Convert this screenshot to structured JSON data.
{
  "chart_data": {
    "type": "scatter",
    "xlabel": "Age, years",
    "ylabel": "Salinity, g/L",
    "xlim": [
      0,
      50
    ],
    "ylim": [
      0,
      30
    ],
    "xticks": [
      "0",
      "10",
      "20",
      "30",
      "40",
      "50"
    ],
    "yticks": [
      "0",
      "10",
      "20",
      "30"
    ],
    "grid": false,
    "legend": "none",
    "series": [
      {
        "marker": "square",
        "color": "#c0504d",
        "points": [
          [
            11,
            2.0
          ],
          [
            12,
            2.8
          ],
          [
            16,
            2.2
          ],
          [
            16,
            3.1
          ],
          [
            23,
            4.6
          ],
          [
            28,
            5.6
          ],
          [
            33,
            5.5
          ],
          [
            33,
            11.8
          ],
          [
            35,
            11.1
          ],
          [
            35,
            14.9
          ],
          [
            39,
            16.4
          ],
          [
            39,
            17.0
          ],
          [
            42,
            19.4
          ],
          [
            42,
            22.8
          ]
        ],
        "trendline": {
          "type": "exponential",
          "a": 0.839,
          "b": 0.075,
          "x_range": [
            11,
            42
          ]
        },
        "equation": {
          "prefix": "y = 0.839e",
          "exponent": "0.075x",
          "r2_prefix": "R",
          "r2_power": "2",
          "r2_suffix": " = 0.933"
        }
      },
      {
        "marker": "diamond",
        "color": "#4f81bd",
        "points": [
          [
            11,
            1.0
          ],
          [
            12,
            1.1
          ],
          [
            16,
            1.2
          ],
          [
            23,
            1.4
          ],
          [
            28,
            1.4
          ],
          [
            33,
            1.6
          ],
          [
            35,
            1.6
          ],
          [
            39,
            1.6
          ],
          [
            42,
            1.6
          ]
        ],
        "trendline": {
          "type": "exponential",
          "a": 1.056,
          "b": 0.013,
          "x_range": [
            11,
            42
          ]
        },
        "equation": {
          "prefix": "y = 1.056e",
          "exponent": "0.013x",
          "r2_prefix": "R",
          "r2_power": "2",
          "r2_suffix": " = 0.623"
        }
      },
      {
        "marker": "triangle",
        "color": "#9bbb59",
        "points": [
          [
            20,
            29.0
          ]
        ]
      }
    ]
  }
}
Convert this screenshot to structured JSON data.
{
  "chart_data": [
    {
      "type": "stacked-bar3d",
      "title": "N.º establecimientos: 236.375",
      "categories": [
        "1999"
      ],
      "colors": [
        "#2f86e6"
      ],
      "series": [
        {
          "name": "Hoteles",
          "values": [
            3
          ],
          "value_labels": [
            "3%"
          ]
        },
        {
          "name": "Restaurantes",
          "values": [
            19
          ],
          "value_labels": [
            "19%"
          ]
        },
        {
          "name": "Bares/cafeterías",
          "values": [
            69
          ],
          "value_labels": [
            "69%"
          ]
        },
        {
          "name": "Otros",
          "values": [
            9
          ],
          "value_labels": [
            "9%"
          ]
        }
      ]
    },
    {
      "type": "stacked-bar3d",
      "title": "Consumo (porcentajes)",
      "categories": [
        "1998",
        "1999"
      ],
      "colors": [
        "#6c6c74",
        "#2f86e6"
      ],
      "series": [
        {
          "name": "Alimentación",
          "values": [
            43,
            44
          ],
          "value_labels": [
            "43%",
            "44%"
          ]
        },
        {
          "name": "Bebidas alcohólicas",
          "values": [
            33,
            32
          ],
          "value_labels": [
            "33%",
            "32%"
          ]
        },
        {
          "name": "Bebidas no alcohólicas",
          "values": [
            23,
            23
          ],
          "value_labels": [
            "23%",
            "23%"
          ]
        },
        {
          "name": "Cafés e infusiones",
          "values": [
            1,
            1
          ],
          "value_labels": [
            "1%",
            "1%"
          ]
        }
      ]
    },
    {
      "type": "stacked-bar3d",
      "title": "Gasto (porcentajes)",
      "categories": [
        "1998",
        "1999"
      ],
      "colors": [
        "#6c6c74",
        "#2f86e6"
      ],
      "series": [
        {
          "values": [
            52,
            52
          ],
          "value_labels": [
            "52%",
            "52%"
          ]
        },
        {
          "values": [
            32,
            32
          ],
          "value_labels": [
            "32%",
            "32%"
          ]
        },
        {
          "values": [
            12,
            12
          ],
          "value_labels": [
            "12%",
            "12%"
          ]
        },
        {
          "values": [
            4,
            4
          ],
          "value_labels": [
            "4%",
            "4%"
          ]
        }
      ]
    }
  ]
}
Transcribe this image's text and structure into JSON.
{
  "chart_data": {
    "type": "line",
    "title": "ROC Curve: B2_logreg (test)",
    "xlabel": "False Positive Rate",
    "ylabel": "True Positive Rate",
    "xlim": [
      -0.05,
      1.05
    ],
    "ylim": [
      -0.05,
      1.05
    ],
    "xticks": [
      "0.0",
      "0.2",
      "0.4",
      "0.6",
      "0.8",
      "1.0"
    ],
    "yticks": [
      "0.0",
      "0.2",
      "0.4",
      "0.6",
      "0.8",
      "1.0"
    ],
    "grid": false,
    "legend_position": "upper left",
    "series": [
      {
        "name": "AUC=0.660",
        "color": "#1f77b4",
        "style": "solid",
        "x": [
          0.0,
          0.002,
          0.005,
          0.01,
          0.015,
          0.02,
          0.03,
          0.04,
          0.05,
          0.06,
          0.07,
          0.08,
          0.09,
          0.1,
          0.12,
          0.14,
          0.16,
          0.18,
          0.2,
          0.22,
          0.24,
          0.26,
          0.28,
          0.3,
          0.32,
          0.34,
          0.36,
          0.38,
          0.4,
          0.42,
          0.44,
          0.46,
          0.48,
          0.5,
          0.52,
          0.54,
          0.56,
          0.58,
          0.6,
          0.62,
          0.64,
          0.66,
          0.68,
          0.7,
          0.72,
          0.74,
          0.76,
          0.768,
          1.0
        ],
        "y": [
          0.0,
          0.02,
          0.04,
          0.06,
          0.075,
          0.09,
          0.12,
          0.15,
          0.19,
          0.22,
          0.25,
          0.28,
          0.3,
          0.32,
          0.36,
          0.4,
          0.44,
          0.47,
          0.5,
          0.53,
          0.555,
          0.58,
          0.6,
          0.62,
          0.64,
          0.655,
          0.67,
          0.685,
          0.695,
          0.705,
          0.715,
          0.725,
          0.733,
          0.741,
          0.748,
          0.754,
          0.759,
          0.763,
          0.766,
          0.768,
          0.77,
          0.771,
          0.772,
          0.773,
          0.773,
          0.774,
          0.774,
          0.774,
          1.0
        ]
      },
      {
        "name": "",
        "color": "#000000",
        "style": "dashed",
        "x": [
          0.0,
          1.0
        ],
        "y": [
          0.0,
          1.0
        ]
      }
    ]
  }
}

= = = =

Written problem: Output the complete data exactly as written.

Worked solution:
Convert this screenshot to structured JSON data.
{
  "chart_data": {
    "type": "scatter",
    "xlabel": "Age, years",
    "ylabel": "Salinity, g/L",
    "xlim": [
      0,
      50
    ],
    "ylim": [
      0,
      30
    ],
    "xticks": [
      "0",
      "10",
      "20",
      "30",
      "40",
      "50"
    ],
    "yticks": [
      "0",
      "10",
      "20",
      "30"
    ],
    "grid": false,
    "legend": "none",
    "series": [
      {
        "marker": "square",
        "color": "#c0504d",
        "points": [
          [
            11,
            2.0
          ],
          [
            12,
            2.8
          ],
          [
            16,
            2.2
          ],
          [
            16,
            3.1
          ],
          [
            23,
            4.6
          ],
          [
            28,
            5.6
          ],
          [
            33,
            5.5
          ],
          [
            33,
            11.8
          ],
          [
            35,
            11.1
          ],
          [
            35,
            14.9
          ],
          [
            39,
            16.4
          ],
          [
            39,
            17.0
          ],
          [
            42,
            19.4
          ],
          [
            42,
            22.8
          ]
        ],
        "trendline": {
          "type": "exponential",
          "a": 0.839,
          "b": 0.075,
          "x_range": [
            11,
            42
          ]
        },
        "equation": {
          "prefix": "y = 0.839e",
          "exponent": "0.075x",
          "r2_prefix": "R",
          "r2_power": "2",
          "r2_suffix": " = 0.933"
        }
      },
      {
        "marker": "diamond",
        "color": "#4f81bd",
        "points": [
          [
            11,
            1.0
          ],
          [
            12,
            1.1
          ],
          [
            16,
            1.2
          ],
          [
            23,
            1.4
          ],
          [
            28,
            1.4
          ],
          [
            33,
            1.6
          ],
          [
            35,
            1.6
          ],
          [
            39,
            1.6
          ],
          [
            42,
            1.6
          ]
        ],
        "trendline": {
          "type": "exponential",
          "a": 1.056,
          "b": 0.013,
          "x_range": [
            11,
            42
          ]
        },
        "equation": {
          "prefix": "y = 1.056e",
          "exponent": "0.013x",
          "r2_prefix": "R",
          "r2_power": "2",
          "r2_suffix": " = 0.623"
        }
      },
      {
        "marker": "triangle",
        "color": "#9bbb59",
        "points": [
          [
            20,
            29.0
          ]
        ]
      }
    ]
  }
}
Convert this screenshot to structured JSON data.
{
  "chart_data": [
    {
      "type": "stacked-bar3d",
      "title": "N.º establecimientos: 236.375",
      "categories": [
        "1999"
      ],
      "colors": [
        "#2f86e6"
      ],
      "series": [
        {
          "name": "Hoteles",
          "values": [
            3
          ],
          "value_labels": [
            "3%"
          ]
        },
        {
          "name": "Restaurantes",
          "values": [
            19
          ],
          "value_labels": [
            "19%"
          ]
        },
        {
          "name": "Bares/cafeterías",
          "values": [
            69
          ],
          "value_labels": [
            "69%"
          ]
        },
        {
          "name": "Otros",
          "values": [
            9
          ],
          "value_labels": [
            "9%"
          ]
        }
      ]
    },
    {
      "type": "stacked-bar3d",
      "title": "Consumo (porcentajes)",
      "categories": [
        "1998",
        "1999"
      ],
      "colors": [
        "#6c6c74",
        "#2f86e6"
      ],
      "series": [
        {
          "name": "Alimentación",
          "values": [
            43,
            44
          ],
          "value_labels": [
            "43%",
            "44%"
          ]
        },
        {
          "name": "Bebidas alcohólicas",
          "values": [
            33,
            32
          ],
          "value_labels": [
            "33%",
            "32%"
          ]
        },
        {
          "name": "Bebidas no alcohólicas",
          "values": [
            23,
            23
          ],
          "value_labels": [
            "23%",
            "23%"
          ]
        },
        {
          "name": "Cafés e infusiones",
          "values": [
            1,
            1
          ],
          "value_labels": [
            "1%",
            "1%"
          ]
        }
      ]
    },
    {
      "type": "stacked-bar3d",
      "title": "Gasto (porcentajes)",
      "categories": [
        "1998",
        "1999"
      ],
      "colors": [
        "#6c6c74",
        "#2f86e6"
      ],
      "series": [
        {
          "values": [
            52,
            52
          ],
          "value_labels": [
            "52%",
            "52%"
          ]
        },
        {
          "values": [
            32,
            32
          ],
          "value_labels": [
            "32%",
            "32%"
          ]
        },
        {
          "values": [
            12,
            12
          ],
          "value_labels": [
            "12%",
            "12%"
          ]
        },
        {
          "values": [
            4,
            4
          ],
          "value_labels": [
            "4%",
            "4%"
          ]
        }
      ]
    }
  ]
}
Transcribe this image's text and structure into JSON.
{
  "chart_data": {
    "type": "line",
    "title": "ROC Curve: B2_logreg (test)",
    "xlabel": "False Positive Rate",
    "ylabel": "True Positive Rate",
    "xlim": [
      -0.05,
      1.05
    ],
    "ylim": [
      -0.05,
      1.05
    ],
    "xticks": [
      "0.0",
      "0.2",
      "0.4",
      "0.6",
      "0.8",
      "1.0"
    ],
    "yticks": [
      "0.0",
      "0.2",
      "0.4",
      "0.6",
      "0.8",
      "1.0"
    ],
    "grid": false,
    "legend_position": "upper left",
    "series": [
      {
        "name": "AUC=0.660",
        "color": "#1f77b4",
        "style": "solid",
        "x": [
          0.0,
          0.002,
          0.005,
          0.01,
          0.015,
          0.02,
          0.03,
          0.04,
          0.05,
          0.06,
          0.07,
          0.08,
          0.09,
          0.1,
          0.12,
          0.14,
          0.16,
          0.18,
          0.2,
          0.22,
          0.24,
          0.26,
          0.28,
          0.3,
          0.32,
          0.34,
          0.36,
          0.38,
          0.4,
          0.42,
          0.44,
          0.46,
          0.48,
          0.5,
          0.52,
          0.54,
          0.56,
          0.58,
          0.6,
          0.62,
          0.64,
          0.66,
          0.68,
          0.7,
          0.72,
          0.74,
          0.76,
          0.768,
          1.0
        ],
        "y": [
          0.0,
          0.02,
          0.04,
          0.06,
          0.075,
          0.09,
          0.12,
          0.15,
          0.19,
          0.22,
          0.25,
          0.28,
          0.3,
          0.32,
          0.36,
          0.4,
          0.44,
          0.47,
          0.5,
          0.53,
          0.555,
          0.58,
          0.6,
          0.62,
          0.64,
          0.655,
          0.67,
          0.685,
          0.695,
          0.705,
          0.715,
          0.725,
          0.733,
          0.741,
          0.748,
          0.754,
          0.759,
          0.763,
          0.766,
          0.768,
          0.77,
          0.771,
          0.772,
          0.773,
          0.773,
          0.774,
          0.774,
          0.774,
          1.0
        ]
      },
      {
        "name": "",
        "color": "#000000",
        "style": "dashed",
        "x": [
          0.0,
          1.0
        ],
        "y": [
          0.0,
          1.0
        ]
      }
    ]
  }
}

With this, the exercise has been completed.